__Passage shown__
• • •
Sharing is Caring
Back in the early aughts when I thought I was going to move to San Diego and live with an idiot, we had talked about what we do. Harold thought I should be in charge of the money which was a bad idea since I'm not that great, but apparently he thought I had a lot of it. One of the many flags I should have seen flying in front of me and upside down - still can't get over Judge Alioto's wife chasing and spitting at cars, but I digress, Harold asked me how much I made. I was relatively new at my job and he thought I was a millionaire. I think he kind of looked at me like I was going to bankroll for him for everything. I made $12.00 an hour. I wasn't bankrolling myself but at the time, it was ok.
It was my hope that he could have found something stable and gotten an apartment. It was my hope that he could have helped me with moving across country and I don't mean to bankroll it. I mean come to Milwaukee and help me. It was a naive thought. I think he expected that I would get the place, he would mooch off of me and probably left me. He definitely would have once he found out I had cancer. I might not have the good medical care that I do now. I don't want to leave the Milwaukee area. I'm fine with the most part but I'm extremely happy with the people I see for medical. I don't know if I would have had that in a different state.
I had hoped that we would have worked as a team. I knew we wouldn't have had a lot of money but we would have had each other. Yeah, that was dumb thinking on my part. I see that now too many years later, but that's kind of my thought of a marriage or a partnership. Leaning on each other and being that support system.
About 13 years ago, one of our paralegals got fired and walked out. It was devastating to all of us and kind of a shock for me because this was such a solid place that I never dreamed it would have happened. It did. We had someone that spent her days on Match.com and met her husband who had a big old retirement party. She spent her days talking dirty on the phone. I know, because I sat across from the old whore. Anyway, we were all kind of stunned and nobody knew what to say. Corinne was close to that person and was just so tearful and worried she was next. Then Cassie announces to me, I don't have to work. My husband said I could quit. Well, say hello to me when I'm at Dollar Tree and there's the door. It was such a bad thing to say and rub in someone's face when all of us were worried about our own fate.
By the end of the day, Cassie and myself got called into a separate room by the mentor we worked with and he wanted to reassure us that he was there for us and we'd get through this time together as a team. Cassie didn't appear so happy and she said obviously she didn't marry well because she's in my boat. Aw, that's so sweet. I'm going to guess that if she wanted to buy Coach and Kate Spade purses and help fund her kids college education, she might need to stick on. I thought it was crummy and still think it's crummy to put all the financial stress on one person.
• • •
__Entries shown__
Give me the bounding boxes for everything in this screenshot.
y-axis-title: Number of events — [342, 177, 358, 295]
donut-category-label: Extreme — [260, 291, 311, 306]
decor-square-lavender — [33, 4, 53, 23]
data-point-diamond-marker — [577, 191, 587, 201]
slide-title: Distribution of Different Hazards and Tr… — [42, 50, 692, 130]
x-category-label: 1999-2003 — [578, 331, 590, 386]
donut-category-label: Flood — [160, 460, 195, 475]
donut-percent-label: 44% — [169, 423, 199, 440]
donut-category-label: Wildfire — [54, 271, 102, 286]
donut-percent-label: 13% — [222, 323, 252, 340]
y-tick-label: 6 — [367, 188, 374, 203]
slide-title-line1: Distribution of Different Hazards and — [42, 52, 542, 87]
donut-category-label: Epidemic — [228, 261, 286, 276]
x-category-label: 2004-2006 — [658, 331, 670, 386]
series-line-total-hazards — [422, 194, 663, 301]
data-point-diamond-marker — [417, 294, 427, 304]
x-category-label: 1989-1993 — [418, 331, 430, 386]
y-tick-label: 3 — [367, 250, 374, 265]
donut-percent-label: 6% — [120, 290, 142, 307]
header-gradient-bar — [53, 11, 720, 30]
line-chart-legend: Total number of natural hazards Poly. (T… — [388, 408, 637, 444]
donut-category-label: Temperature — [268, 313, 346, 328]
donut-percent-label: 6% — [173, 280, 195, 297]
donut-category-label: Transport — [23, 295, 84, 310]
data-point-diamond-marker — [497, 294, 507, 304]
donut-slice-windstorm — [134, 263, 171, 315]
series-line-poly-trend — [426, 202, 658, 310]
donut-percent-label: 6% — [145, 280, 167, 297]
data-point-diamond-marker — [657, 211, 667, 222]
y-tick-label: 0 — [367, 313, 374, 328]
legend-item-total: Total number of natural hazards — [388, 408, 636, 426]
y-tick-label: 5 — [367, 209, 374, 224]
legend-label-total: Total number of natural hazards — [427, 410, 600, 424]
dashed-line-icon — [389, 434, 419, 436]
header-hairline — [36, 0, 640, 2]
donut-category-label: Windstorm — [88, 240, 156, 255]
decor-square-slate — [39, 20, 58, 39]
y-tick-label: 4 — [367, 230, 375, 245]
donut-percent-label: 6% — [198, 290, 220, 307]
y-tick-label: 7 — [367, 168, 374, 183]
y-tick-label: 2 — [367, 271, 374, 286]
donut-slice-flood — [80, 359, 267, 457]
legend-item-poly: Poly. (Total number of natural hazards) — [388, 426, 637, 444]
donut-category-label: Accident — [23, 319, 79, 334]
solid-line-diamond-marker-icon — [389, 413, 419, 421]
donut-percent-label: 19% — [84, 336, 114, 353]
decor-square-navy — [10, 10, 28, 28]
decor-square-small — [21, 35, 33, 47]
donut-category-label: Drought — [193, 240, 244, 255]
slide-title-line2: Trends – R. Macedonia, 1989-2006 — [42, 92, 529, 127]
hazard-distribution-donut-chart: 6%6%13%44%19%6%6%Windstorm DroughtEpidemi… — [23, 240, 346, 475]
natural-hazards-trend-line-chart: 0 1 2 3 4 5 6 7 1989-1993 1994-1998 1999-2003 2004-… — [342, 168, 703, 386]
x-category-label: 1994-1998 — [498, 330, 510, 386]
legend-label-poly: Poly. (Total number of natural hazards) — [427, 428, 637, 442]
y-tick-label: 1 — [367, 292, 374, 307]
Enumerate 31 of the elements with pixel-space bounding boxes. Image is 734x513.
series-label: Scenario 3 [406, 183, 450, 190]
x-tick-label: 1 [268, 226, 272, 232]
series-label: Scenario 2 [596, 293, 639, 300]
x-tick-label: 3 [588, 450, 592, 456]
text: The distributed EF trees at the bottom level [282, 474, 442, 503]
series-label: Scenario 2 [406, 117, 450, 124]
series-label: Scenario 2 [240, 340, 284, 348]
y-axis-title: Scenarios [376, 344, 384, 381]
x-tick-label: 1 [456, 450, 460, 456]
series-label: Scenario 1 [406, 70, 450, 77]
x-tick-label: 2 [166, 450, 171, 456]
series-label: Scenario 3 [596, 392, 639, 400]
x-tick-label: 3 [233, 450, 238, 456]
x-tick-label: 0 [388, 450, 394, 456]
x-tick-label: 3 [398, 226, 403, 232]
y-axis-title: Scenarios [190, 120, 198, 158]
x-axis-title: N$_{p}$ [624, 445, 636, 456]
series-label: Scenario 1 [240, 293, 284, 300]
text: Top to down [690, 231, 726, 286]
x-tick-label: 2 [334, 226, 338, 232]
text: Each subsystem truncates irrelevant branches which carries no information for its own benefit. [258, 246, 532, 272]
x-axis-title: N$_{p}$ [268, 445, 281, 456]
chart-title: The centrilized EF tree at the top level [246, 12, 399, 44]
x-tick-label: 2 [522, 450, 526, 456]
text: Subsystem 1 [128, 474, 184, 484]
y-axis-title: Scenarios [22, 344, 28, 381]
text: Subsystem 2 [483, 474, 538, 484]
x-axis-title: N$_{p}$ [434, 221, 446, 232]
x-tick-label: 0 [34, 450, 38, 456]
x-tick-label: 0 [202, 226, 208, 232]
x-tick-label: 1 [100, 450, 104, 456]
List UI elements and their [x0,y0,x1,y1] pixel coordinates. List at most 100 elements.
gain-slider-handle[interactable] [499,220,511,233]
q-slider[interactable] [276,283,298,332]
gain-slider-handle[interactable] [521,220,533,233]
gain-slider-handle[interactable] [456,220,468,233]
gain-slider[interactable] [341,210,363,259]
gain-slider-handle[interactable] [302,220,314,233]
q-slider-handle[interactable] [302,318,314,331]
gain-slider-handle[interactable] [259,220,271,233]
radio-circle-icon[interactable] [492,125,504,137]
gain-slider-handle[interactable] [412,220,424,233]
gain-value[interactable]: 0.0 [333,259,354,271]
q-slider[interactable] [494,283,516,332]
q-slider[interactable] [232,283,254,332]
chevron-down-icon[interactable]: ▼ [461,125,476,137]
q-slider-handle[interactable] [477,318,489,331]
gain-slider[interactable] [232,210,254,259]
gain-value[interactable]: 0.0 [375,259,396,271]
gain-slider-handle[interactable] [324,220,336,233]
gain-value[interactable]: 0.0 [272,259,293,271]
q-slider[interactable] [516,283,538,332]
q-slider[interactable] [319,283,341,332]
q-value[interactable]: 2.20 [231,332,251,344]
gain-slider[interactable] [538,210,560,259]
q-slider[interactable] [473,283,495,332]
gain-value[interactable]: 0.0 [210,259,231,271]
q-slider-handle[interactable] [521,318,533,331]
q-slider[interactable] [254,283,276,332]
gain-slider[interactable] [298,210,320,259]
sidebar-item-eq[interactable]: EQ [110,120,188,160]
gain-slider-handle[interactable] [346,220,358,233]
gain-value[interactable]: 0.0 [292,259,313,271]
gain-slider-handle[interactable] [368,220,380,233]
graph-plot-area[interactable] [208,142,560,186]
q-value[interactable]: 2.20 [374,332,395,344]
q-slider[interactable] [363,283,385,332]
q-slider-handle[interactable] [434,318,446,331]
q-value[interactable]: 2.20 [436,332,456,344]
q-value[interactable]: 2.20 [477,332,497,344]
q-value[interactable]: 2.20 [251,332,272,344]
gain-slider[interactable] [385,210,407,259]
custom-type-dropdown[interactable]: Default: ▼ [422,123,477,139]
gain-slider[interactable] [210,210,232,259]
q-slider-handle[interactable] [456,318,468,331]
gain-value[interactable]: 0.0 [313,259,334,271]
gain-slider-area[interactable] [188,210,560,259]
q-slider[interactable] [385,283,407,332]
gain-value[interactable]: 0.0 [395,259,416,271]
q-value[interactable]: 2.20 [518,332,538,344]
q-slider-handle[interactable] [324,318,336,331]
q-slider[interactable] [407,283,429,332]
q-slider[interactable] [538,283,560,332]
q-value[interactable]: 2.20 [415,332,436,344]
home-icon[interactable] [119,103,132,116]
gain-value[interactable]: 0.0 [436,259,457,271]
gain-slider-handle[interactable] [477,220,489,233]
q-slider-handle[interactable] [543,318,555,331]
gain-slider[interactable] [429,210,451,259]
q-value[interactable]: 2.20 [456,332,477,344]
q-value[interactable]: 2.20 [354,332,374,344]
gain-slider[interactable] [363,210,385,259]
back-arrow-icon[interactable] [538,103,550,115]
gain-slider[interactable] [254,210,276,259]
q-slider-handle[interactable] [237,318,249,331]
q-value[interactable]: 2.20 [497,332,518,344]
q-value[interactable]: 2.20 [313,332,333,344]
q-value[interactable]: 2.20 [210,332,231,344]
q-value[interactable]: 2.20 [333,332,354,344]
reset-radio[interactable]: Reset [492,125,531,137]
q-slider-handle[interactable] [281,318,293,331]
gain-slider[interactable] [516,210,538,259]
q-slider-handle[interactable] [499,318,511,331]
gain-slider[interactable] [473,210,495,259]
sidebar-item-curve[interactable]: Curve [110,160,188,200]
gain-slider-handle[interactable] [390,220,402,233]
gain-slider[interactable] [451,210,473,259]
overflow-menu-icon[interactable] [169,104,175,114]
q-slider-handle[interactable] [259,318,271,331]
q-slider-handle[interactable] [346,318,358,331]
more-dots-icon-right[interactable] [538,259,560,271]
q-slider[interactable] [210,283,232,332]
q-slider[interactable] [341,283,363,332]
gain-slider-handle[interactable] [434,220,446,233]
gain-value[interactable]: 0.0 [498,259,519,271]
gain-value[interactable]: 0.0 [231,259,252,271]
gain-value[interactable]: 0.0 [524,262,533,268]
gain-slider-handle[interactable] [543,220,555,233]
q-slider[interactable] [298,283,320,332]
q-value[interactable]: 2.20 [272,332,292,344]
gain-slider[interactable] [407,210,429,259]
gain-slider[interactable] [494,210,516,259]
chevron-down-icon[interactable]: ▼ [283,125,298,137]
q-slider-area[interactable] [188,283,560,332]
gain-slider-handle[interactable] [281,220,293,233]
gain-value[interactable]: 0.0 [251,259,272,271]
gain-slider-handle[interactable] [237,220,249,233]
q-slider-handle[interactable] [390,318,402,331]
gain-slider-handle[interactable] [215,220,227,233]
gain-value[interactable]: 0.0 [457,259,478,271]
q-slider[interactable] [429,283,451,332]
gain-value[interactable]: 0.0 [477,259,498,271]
• • •
__Tasks for this exercise__
A – List every brand, store, or website named in the "Sharing is Caring" piece.
B – According to the "Sharing is Caring" piece, how much did the writer earn per hour when Harold asked?
C – Decide whether each statement agrees with the "Sharing is Caring" piece, and back each answer with the deciding words from it: (i) A paralegal was fired about 13 years ago. (ii) The writer would like to leave the Milwaukee area. (iii) Harold believed the writer should manage the money.

__Task-by-task answers__
A – Match.com, Dollar Tree, Coach, Kate Spade

B – $12.00 an hour.

C –
(i) Yes: "About 13 years ago, one of our paralegals got fired and walked out."
(ii) No: "I don't want to leave the Milwaukee area."
(iii) Yes: "Harold thought I should be in charge of the money"